> [EXERCISE]:
Recast the lines of the entries below as a JSON list of strings, one string per line, leaving out blank lines. Begin at the line that contains "signal-icon (706, 36, 750, 77)" and stop after the line that contains "weightlifter-icon (587, 697, 837, 947)".

Records from a data source:
▼

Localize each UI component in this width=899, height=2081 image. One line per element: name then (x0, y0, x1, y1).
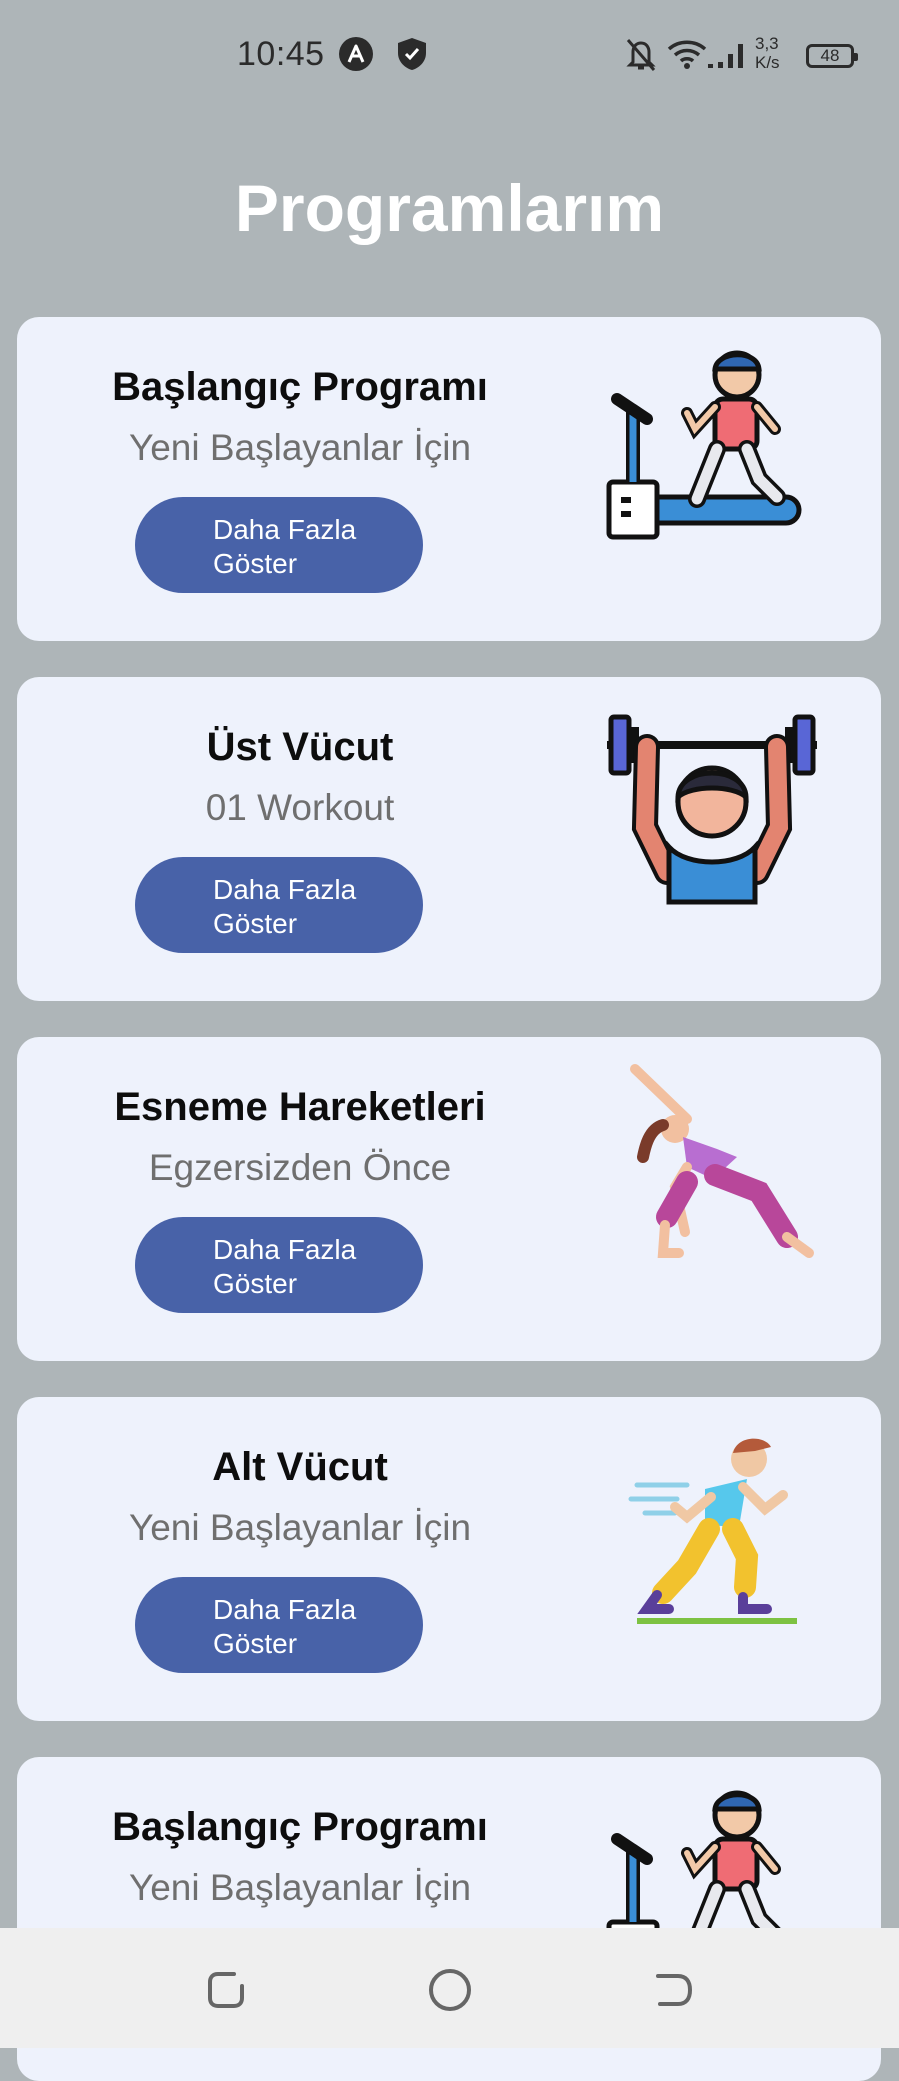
signal-icon (706, 36, 750, 77)
button-label-line1: Daha Fazla (213, 1594, 357, 1625)
net-speed-value: 3,3 (755, 34, 779, 53)
bell-off-icon (624, 36, 658, 77)
show-more-button[interactable]: Daha Fazla Göster (135, 1217, 423, 1313)
navigation-bar (0, 1928, 899, 2048)
battery-level: 48 (820, 46, 840, 65)
card-subtitle: Yeni Başlayanlar İçin (128, 1867, 472, 1908)
button-label-line2: Göster (213, 908, 298, 939)
program-card[interactable]: Üst Vücut 01 Workout Daha Fazla Göster (17, 677, 881, 1001)
card-title: Esneme Hareketleri (114, 1085, 486, 1129)
running-man-icon (587, 1417, 837, 1667)
shield-icon (396, 36, 428, 77)
weightlifter-icon (587, 697, 837, 947)
recent-apps-icon[interactable] (196, 1960, 256, 2020)
stretching-woman-icon (587, 1057, 837, 1307)
app-a-icon (338, 36, 374, 77)
net-speed-unit: K/s (755, 53, 780, 72)
button-label-line1: Daha Fazla (213, 514, 357, 545)
show-more-button[interactable]: Daha Fazla Göster (135, 497, 423, 593)
button-label-line1: Daha Fazla (213, 1234, 357, 1265)
card-subtitle: Yeni Başlayanlar İçin (128, 427, 472, 468)
back-icon[interactable] (644, 1960, 704, 2020)
card-title: Alt Vücut (212, 1445, 388, 1489)
wifi-icon (666, 36, 708, 77)
page-title: Programlarım (234, 171, 665, 245)
card-title: Başlangıç Programı (112, 365, 488, 409)
button-label-line1: Daha Fazla (213, 874, 357, 905)
button-label-line2: Göster (213, 1628, 298, 1659)
card-title: Üst Vücut (206, 725, 394, 769)
battery-icon: 48 (806, 44, 858, 68)
status-time: 10:45 (237, 35, 325, 73)
net-speed: 3,3 K/s (755, 34, 780, 72)
program-card[interactable]: Alt Vücut Yeni Başlayanlar İçin Daha Faz… (17, 1397, 881, 1721)
button-label-line2: Göster (213, 548, 298, 579)
card-title: Başlangıç Programı (112, 1805, 488, 1849)
card-subtitle: Egzersizden Önce (148, 1147, 452, 1188)
card-subtitle: 01 Workout (205, 787, 395, 828)
program-card[interactable]: Esneme Hareketleri Egzersizden Önce Daha… (17, 1037, 881, 1361)
treadmill-runner-icon (587, 337, 837, 587)
show-more-button[interactable]: Daha Fazla Göster (135, 857, 423, 953)
show-more-button[interactable]: Daha Fazla Göster (135, 1577, 423, 1673)
card-subtitle: Yeni Başlayanlar İçin (128, 1507, 472, 1548)
program-card[interactable]: Başlangıç Programı Yeni Başlayanlar İçin… (17, 317, 881, 641)
status-bar: 10:45 3,3 K/s 48 (0, 0, 899, 110)
button-label-line2: Göster (213, 1268, 298, 1299)
home-icon[interactable] (420, 1960, 480, 2020)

▲

> [SOLVED EXERCISE]:
[
  "signal-icon (706, 36, 750, 77)",
  "button-label-line1: Daha Fazla (213, 1594, 357, 1625)",
  "net-speed-value: 3,3 (755, 34, 779, 53)",
  "bell-off-icon (624, 36, 658, 77)",
  "show-more-button[interactable]: Daha Fazla Göster (135, 1217, 423, 1313)",
  "navigation-bar (0, 1928, 899, 2048)",
  "battery-level: 48 (820, 46, 840, 65)",
  "card-subtitle: Yeni Başlayanlar İçin (128, 1867, 472, 1908)",
  "button-label-line2: Göster (213, 908, 298, 939)",
  "program-card[interactable]: Üst Vücut 01 Workout Daha Fazla Göster (17, 677, 881, 1001)",
  "card-title: Esneme Hareketleri (114, 1085, 486, 1129)",
  "running-man-icon (587, 1417, 837, 1667)",
  "shield-icon (396, 36, 428, 77)",
  "weightlifter-icon (587, 697, 837, 947)"
]